▸ Short exercise
Pull each line containing "name" out of the data and copy it.

▸ Information given
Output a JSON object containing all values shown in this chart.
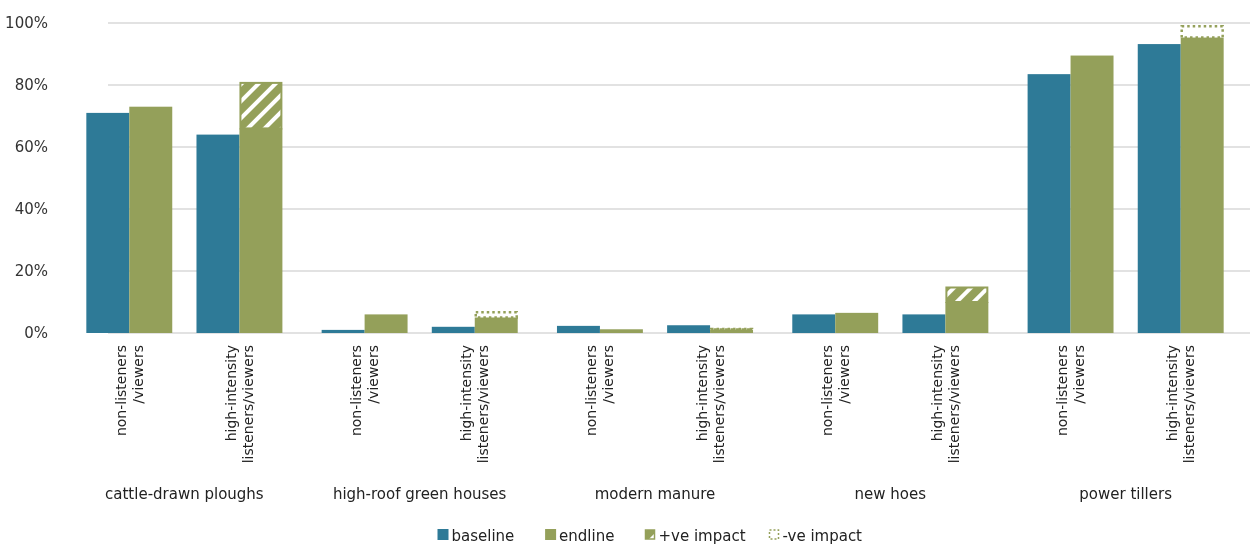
{
  "chart_data": {
    "type": "bar",
    "categories": [
      "non-listeners /viewers",
      "high-intensity listeners/viewers",
      "non-listeners /viewers",
      "high-intensity listeners/viewers",
      "non-listeners /viewers",
      "high-intensity listeners/viewers",
      "non-listeners /viewers",
      "high-intensity listeners/viewers",
      "non-listeners /viewers",
      "high-intensity listeners/viewers"
    ],
    "series": [
      {
        "name": "baseline",
        "color": "#2e7a97",
        "values": [
          71,
          64,
          1,
          2,
          2.3,
          2.5,
          6,
          6,
          83.5,
          93.2
        ]
      },
      {
        "name": "endline",
        "color": "#94a05a",
        "values": [
          73,
          66,
          6,
          5,
          1.2,
          1.1,
          6.5,
          10,
          89.5,
          95.3
        ]
      },
      {
        "name": "+ve impact",
        "color": "#94a05a",
        "base": [
          null,
          66,
          null,
          null,
          null,
          null,
          null,
          10,
          null,
          null
        ],
        "values": [
          null,
          15,
          null,
          null,
          null,
          null,
          null,
          5,
          null,
          null
        ]
      },
      {
        "name": "-ve impact",
        "color": "#94a05a",
        "line_style": "dotted",
        "base": [
          null,
          null,
          null,
          5,
          null,
          1.1,
          null,
          null,
          null,
          95.3
        ],
        "values": [
          null,
          null,
          null,
          2,
          null,
          0.5,
          null,
          null,
          null,
          4
        ]
      }
    ],
    "annotations": [
      "cattle-drawn ploughs",
      "high-roof green houses",
      "modern manure",
      "new hoes",
      "power tillers"
    ],
    "ylim": [
      0,
      100
    ],
    "yticks": [
      {
        "value": 0,
        "label": "0%"
      },
      {
        "value": 20,
        "label": "20%"
      },
      {
        "value": 40,
        "label": "40%"
      },
      {
        "value": 60,
        "label": "60%"
      },
      {
        "value": 80,
        "label": "80%"
      },
      {
        "value": 100,
        "label": "100%"
      }
    ],
    "grid": "y",
    "legend": "bottom"
  }
}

▸ Completed exercise
        "name": "baseline",
        "name": "endline",
        "name": "+ve impact",
        "name": "-ve impact",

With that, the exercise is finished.